Records from a collection of figures »

* start *

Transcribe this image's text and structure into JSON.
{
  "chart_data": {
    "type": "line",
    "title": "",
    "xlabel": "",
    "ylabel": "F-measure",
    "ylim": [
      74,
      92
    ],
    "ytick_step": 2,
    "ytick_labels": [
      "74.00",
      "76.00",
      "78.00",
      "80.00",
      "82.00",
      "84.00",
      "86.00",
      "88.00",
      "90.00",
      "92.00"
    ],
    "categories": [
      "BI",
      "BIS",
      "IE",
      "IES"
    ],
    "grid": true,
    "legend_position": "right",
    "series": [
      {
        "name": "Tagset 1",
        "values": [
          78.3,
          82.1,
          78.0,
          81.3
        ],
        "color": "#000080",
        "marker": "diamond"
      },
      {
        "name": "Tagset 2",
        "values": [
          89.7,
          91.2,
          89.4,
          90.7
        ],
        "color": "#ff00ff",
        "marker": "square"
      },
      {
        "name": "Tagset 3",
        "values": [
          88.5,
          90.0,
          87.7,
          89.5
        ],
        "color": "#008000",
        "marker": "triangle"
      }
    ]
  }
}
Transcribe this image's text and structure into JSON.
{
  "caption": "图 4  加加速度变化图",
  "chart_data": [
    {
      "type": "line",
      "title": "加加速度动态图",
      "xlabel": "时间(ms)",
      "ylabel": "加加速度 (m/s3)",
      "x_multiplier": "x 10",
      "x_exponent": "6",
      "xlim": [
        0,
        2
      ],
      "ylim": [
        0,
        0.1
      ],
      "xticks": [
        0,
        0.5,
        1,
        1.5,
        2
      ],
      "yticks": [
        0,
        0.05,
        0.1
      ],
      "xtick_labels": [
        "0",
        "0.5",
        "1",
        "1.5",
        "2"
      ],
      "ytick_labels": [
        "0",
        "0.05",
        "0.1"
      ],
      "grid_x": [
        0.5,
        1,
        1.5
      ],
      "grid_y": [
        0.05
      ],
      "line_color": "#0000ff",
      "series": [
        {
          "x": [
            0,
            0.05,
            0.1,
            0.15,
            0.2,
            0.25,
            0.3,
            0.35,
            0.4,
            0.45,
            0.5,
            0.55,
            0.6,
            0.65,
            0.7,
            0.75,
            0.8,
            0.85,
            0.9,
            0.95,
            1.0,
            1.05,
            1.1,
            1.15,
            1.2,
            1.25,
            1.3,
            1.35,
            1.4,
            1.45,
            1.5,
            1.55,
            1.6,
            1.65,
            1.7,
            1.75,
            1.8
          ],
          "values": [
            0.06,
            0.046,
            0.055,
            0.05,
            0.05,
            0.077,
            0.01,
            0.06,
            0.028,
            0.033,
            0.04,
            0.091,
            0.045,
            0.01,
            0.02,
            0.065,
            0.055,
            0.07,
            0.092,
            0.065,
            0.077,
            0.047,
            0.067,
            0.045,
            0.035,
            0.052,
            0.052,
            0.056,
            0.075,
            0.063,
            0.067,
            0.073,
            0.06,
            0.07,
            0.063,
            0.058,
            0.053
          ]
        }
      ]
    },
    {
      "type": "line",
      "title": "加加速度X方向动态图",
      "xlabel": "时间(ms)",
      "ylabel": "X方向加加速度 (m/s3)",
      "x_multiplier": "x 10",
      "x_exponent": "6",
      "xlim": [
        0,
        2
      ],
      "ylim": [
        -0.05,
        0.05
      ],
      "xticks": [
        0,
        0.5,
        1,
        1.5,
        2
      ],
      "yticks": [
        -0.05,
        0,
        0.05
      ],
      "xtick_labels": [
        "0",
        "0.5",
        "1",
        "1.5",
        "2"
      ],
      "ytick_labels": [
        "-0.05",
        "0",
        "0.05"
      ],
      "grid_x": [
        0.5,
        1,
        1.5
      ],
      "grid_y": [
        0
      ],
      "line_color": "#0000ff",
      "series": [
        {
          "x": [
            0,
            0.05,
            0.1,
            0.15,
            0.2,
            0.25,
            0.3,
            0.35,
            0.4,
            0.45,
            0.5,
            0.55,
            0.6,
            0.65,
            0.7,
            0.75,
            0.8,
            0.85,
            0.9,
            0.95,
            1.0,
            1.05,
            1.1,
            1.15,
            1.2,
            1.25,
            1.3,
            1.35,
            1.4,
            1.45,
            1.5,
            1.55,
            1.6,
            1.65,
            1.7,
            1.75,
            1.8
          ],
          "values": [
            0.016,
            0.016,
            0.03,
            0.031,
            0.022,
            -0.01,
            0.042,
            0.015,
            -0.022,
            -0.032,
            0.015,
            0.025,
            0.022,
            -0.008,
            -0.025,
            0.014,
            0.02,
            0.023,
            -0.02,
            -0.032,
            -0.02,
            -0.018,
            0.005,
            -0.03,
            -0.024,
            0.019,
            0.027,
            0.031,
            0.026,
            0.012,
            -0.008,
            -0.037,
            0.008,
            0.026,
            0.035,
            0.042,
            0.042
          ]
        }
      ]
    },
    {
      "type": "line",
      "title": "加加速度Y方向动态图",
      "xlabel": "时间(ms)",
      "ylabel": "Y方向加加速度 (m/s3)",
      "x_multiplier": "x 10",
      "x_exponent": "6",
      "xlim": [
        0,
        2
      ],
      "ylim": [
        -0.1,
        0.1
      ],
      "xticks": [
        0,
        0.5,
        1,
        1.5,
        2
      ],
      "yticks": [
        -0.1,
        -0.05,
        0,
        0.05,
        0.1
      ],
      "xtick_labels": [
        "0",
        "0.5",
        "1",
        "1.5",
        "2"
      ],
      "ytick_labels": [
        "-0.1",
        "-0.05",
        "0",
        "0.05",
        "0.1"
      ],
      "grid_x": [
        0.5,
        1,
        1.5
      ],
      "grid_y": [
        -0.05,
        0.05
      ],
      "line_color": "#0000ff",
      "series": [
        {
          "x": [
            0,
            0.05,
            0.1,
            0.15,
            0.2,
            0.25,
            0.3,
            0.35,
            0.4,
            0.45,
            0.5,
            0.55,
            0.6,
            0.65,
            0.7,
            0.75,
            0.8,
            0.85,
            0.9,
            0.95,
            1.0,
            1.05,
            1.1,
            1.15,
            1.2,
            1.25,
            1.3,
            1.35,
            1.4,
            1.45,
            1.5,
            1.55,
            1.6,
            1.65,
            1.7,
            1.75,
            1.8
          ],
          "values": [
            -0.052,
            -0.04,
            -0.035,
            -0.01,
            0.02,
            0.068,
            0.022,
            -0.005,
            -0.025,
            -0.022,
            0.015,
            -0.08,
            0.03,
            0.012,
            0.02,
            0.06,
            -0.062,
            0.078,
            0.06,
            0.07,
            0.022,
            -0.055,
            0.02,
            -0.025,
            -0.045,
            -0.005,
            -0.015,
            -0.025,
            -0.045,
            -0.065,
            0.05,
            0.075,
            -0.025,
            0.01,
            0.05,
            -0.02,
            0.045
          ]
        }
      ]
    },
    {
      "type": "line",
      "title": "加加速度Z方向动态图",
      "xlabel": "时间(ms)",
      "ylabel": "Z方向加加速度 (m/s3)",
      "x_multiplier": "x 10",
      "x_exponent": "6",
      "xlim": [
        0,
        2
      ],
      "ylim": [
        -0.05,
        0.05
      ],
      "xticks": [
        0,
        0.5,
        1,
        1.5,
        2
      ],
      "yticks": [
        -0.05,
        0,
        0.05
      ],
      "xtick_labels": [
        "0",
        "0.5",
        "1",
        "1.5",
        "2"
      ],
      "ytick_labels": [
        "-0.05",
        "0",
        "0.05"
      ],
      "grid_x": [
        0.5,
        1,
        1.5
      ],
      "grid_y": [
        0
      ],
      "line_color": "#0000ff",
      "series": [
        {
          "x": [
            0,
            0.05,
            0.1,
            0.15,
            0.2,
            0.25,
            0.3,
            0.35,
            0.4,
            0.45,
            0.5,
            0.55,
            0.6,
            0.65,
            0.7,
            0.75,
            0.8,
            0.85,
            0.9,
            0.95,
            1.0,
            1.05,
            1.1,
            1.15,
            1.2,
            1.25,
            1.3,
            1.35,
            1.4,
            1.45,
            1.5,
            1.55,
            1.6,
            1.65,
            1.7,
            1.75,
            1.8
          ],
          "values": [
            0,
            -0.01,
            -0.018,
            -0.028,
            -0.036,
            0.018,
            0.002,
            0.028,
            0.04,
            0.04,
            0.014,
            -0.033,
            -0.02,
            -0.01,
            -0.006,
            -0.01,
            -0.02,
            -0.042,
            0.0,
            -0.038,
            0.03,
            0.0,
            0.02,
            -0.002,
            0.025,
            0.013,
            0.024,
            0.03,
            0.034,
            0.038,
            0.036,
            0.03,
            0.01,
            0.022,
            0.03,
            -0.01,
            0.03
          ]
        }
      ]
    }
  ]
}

* end *

What needs to be done » Your answer should be only the number of lines that hold the word "marker".

The response » 3